▸ EXERCISE INSTRUCTIONS: In your copy, include every line of the listing below exactly but none of the pictures.

-- START OF PROVIDED ENTRIES --

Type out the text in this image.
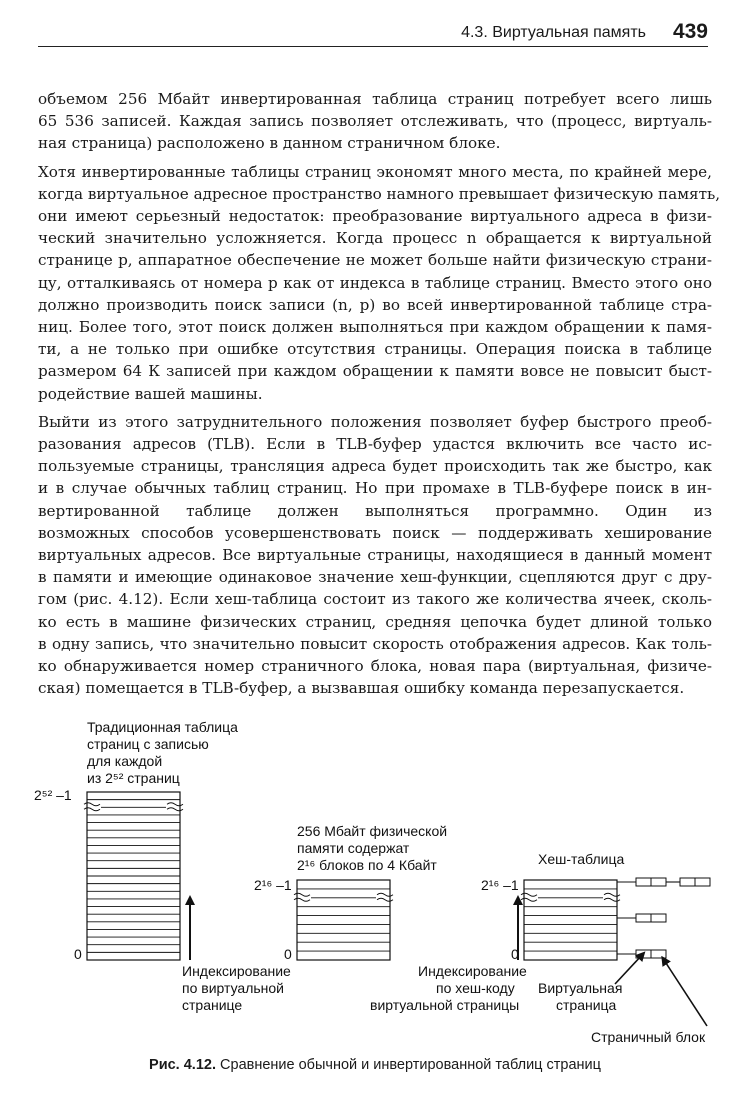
4.3. Виртуальная память 439
объемом 256 Мбайт инвертированная таблица страниц потребует всего лишь
65 536 записей. Каждая запись позволяет отслеживать, что (процесс, виртуаль-
ная страница) расположено в данном страничном блоке.
Хотя инвертированные таблицы страниц экономят много места, по крайней мере,
когда виртуальное адресное пространство намного превышает физическую память,
они имеют серьезный недостаток: преобразование виртуального адреса в физи-
ческий значительно усложняется. Когда процесс n обращается к виртуальной
странице p, аппаратное обеспечение не может больше найти физическую страни-
цу, отталкиваясь от номера p как от индекса в таблице страниц. Вместо этого оно
должно производить поиск записи (n, p) во всей инвертированной таблице стра-
ниц. Более того, этот поиск должен выполняться при каждом обращении к памя-
ти, а не только при ошибке отсутствия страницы. Операция поиска в таблице
размером 64 К записей при каждом обращении к памяти вовсе не повысит быст-
родействие вашей машины.
Выйти из этого затруднительного положения позволяет буфер быстрого преоб-
разования адресов (TLB). Если в TLB-буфер удастся включить все часто ис-
пользуемые страницы, трансляция адреса будет происходить так же быстро, как
и в случае обычных таблиц страниц. Но при промахе в TLB-буфере поиск в ин-
вертированной таблице должен выполняться программно. Один из
возможных способов усовершенствовать поиск — поддерживать хеширование
виртуальных адресов. Все виртуальные страницы, находящиеся в данный момент
в памяти и имеющие одинаковое значение хеш-функции, сцепляются друг с дру-
гом (рис. 4.12). Если хеш-таблица состоит из такого же количества ячеек, сколь-
ко есть в машине физических страниц, средняя цепочка будет длиной только
в одну запись, что значительно повысит скорость отображения адресов. Как толь-
ко обнаруживается номер страничного блока, новая пара (виртуальная, физиче-
ская) помещается в TLB-буфер, а вызвавшая ошибку команда перезапускается.
Традиционная таблица
страниц с записью
для каждой
из 2⁵² страниц
2⁵² –1
0
Индексирование
по виртуальной
странице
256 Мбайт физической
памяти содержат
2¹⁶ блоков по 4 Кбайт
2¹⁶ –1
0
Хеш-таблица
2¹⁶ –1
0
Индексирование
по хеш-коду
виртуальной страницы
Виртуальная
страница
Страничный блок
Рис. 4.12. Сравнение обычной и инвертированной таблиц страниц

-- END OF PROVIDED ENTRIES --

▸ RESULT FOR THIS TASK:
Type out the text in this image.
4.3. Виртуальная память 439
объемом 256 Мбайт инвертированная таблица страниц потребует всего лишь
65 536 записей. Каждая запись позволяет отслеживать, что (процесс, виртуаль-
ная страница) расположено в данном страничном блоке.
Хотя инвертированные таблицы страниц экономят много места, по крайней мере,
когда виртуальное адресное пространство намного превышает физическую память,
они имеют серьезный недостаток: преобразование виртуального адреса в физи-
ческий значительно усложняется. Когда процесс n обращается к виртуальной
странице p, аппаратное обеспечение не может больше найти физическую страни-
цу, отталкиваясь от номера p как от индекса в таблице страниц. Вместо этого оно
должно производить поиск записи (n, p) во всей инвертированной таблице стра-
ниц. Более того, этот поиск должен выполняться при каждом обращении к памя-
ти, а не только при ошибке отсутствия страницы. Операция поиска в таблице
размером 64 К записей при каждом обращении к памяти вовсе не повысит быст-
родействие вашей машины.
Выйти из этого затруднительного положения позволяет буфер быстрого преоб-
разования адресов (TLB). Если в TLB-буфер удастся включить все часто ис-
пользуемые страницы, трансляция адреса будет происходить так же быстро, как
и в случае обычных таблиц страниц. Но при промахе в TLB-буфере поиск в ин-
вертированной таблице должен выполняться программно. Один из
возможных способов усовершенствовать поиск — поддерживать хеширование
виртуальных адресов. Все виртуальные страницы, находящиеся в данный момент
в памяти и имеющие одинаковое значение хеш-функции, сцепляются друг с дру-
гом (рис. 4.12). Если хеш-таблица состоит из такого же количества ячеек, сколь-
ко есть в машине физических страниц, средняя цепочка будет длиной только
в одну запись, что значительно повысит скорость отображения адресов. Как толь-
ко обнаруживается номер страничного блока, новая пара (виртуальная, физиче-
ская) помещается в TLB-буфер, а вызвавшая ошибку команда перезапускается.
Традиционная таблица
страниц с записью
для каждой
из 2⁵² страниц
2⁵² –1
0
Индексирование
по виртуальной
странице
256 Мбайт физической
памяти содержат
2¹⁶ блоков по 4 Кбайт
2¹⁶ –1
0
Хеш-таблица
2¹⁶ –1
0
Индексирование
по хеш-коду
виртуальной страницы
Виртуальная
страница
Страничный блок
Рис. 4.12. Сравнение обычной и инвертированной таблиц страниц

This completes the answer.